STORED ROWS
-- START --
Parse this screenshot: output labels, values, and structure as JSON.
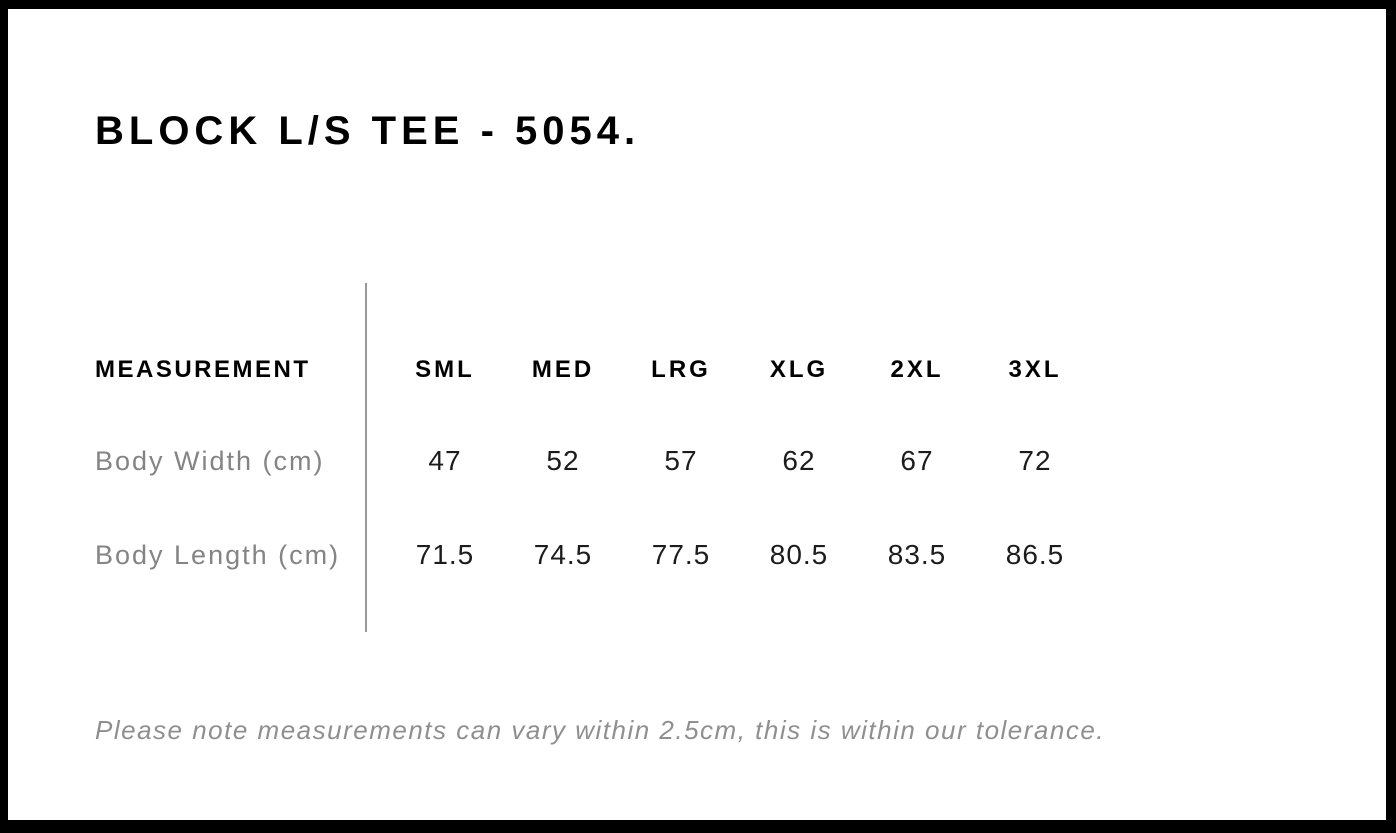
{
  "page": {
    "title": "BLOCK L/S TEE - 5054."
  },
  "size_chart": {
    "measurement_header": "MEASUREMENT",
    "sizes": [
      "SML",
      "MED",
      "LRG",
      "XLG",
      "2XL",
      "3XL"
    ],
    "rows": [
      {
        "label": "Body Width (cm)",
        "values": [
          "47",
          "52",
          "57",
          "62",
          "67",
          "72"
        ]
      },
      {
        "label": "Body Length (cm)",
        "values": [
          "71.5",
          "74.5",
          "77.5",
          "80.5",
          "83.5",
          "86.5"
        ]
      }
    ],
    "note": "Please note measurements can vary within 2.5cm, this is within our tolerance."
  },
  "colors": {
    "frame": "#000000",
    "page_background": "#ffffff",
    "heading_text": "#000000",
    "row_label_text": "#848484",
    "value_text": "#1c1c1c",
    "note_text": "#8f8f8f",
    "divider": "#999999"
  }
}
-- END --
WHAT THE TASK ASKS
Take the entries shown above and quote them verbatim, passing over the pictures.

OUTPUT BELOW
Parse this screenshot: output labels, values, and structure as JSON.
{
  "page": {
    "title": "BLOCK L/S TEE - 5054."
  },
  "size_chart": {
    "measurement_header": "MEASUREMENT",
    "sizes": [
      "SML",
      "MED",
      "LRG",
      "XLG",
      "2XL",
      "3XL"
    ],
    "rows": [
      {
        "label": "Body Width (cm)",
        "values": [
          "47",
          "52",
          "57",
          "62",
          "67",
          "72"
        ]
      },
      {
        "label": "Body Length (cm)",
        "values": [
          "71.5",
          "74.5",
          "77.5",
          "80.5",
          "83.5",
          "86.5"
        ]
      }
    ],
    "note": "Please note measurements can vary within 2.5cm, this is within our tolerance."
  },
  "colors": {
    "frame": "#000000",
    "page_background": "#ffffff",
    "heading_text": "#000000",
    "row_label_text": "#848484",
    "value_text": "#1c1c1c",
    "note_text": "#8f8f8f",
    "divider": "#999999"
  }
}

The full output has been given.